──────── Source text
Using MDF and the Octoperf wood mesh screen that we used for all the other covers, HandyMan built the cover to suit the surroundings. I'm not sure if you noticed, but all the covers have been customized to fit in with the rooms... the one in Chloe's room is a shaker-style to go with the shaker closet doors. The one in the master bedroom is more decorative and has feet and fancy trim. And the one in the dining room has styling similar to the wainscotting.
For the entry, we embellished the design a bit and came up with not only a radiator cover, but also a place to store mail, keys, and little mittens and boots in the winter time. Our entry is small and severely lacking in storage. We have a tiny triangular-shaped front closet and keep our keys in a box on the window ledge so taking a bit of extra space and adding cubbies to the rad cover was one way to make the entry seem more functional and welcoming.
────────────────
──────── Recorded data
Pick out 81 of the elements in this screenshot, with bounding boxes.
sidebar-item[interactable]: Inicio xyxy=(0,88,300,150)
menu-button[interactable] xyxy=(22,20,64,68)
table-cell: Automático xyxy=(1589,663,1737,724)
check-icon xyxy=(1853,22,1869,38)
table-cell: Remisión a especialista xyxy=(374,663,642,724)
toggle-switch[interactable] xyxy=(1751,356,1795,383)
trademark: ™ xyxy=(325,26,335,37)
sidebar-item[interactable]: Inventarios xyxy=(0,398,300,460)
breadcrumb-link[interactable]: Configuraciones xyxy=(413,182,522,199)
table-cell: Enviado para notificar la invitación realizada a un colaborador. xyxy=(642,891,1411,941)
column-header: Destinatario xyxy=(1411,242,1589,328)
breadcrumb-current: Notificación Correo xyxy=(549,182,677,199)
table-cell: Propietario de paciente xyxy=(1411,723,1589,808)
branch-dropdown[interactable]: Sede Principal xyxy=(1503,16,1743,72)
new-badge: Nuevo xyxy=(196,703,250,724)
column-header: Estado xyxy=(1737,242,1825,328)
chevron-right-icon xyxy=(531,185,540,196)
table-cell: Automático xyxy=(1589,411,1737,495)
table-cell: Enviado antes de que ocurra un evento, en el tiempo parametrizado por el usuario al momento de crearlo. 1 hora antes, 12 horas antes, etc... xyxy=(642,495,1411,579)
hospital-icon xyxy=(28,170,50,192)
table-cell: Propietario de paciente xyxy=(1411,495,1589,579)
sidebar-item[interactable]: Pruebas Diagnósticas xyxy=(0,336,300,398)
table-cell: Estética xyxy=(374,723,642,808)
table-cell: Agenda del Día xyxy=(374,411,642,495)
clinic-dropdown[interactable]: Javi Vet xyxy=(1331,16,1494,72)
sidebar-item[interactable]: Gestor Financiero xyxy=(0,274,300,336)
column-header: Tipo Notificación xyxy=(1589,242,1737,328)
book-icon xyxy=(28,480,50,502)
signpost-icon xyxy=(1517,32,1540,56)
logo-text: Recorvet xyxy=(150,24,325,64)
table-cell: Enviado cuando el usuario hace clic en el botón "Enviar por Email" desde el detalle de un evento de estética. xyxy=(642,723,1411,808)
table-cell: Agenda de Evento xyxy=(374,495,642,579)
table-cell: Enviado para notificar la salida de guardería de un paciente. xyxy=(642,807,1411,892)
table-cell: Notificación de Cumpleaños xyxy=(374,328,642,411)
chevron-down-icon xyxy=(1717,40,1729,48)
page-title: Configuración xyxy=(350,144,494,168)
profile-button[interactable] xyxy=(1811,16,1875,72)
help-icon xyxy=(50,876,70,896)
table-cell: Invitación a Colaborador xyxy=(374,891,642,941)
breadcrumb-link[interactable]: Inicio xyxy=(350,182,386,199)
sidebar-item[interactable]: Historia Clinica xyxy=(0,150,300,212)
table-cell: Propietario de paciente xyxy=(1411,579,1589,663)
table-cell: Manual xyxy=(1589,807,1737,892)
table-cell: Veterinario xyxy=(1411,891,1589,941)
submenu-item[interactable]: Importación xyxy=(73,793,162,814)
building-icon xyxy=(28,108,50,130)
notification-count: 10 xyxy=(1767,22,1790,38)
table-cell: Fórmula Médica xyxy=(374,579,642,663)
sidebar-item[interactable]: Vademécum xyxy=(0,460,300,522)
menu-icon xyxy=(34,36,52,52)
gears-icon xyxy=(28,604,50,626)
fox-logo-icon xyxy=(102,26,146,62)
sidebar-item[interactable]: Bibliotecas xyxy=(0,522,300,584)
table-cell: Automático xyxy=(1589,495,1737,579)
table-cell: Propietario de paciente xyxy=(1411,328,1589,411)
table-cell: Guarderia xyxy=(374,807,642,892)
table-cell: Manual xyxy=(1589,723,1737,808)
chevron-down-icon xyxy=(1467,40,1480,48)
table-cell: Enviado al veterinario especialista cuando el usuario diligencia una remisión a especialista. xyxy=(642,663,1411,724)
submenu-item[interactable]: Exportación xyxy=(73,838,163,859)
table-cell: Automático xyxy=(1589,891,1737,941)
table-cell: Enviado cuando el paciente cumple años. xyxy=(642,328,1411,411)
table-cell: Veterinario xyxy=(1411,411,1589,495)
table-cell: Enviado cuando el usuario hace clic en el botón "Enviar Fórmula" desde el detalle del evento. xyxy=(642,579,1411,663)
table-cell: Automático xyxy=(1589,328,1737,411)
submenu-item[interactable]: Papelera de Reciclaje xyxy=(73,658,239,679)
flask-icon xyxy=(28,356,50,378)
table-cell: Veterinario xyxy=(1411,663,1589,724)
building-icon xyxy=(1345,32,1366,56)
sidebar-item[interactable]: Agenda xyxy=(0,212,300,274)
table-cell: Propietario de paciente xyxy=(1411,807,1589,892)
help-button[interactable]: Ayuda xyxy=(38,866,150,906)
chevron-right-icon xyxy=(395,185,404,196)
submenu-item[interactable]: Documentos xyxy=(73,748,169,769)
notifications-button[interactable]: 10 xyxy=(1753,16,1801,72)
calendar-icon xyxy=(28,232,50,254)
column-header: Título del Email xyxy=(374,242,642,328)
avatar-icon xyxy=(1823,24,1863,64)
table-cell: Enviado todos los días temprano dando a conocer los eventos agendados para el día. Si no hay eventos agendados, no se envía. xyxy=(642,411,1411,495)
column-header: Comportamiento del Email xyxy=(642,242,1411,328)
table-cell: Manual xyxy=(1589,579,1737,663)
────────────────
## [What this exercise asks]
a: Decide whether each statement below agrees with the radiator cover text. Answer yes or no for each, and quote the words of the text that decide it.
(i) The cover in the master bedroom has feet and fancy trim.
(ii) The entry has a large front closet.
(iii) Keys are kept in a box on the window ledge.
b: Summarize the radiator cover text in two sentences.
c: Answer these questions from the radiator cover text.
(i) What wood mesh screen was used for the covers?
(ii) What style is the cover in Chloe's room?
(iii) What shape is the front closet?

## [Exercise results]
a:
(i) Yes: "The one in the master bedroom is more decorative and has feet and fancy trim."
(ii) No: "We have a tiny triangular-shaped front closet"
(iii) Yes: "keep our keys in a box on the window ledge"

b: HandyMan built the radiator covers from MDF and Octoperf wood mesh screen, and each cover was customized to fit its room. Because the entry is small and lacks storage, its cover was expanded with cubbies for mail, keys, and winter mittens and boots so that the entry would seem more functional and welcoming.

c:
(i) Octoperf wood mesh screen
(ii) Shaker-style
(iii) Triangular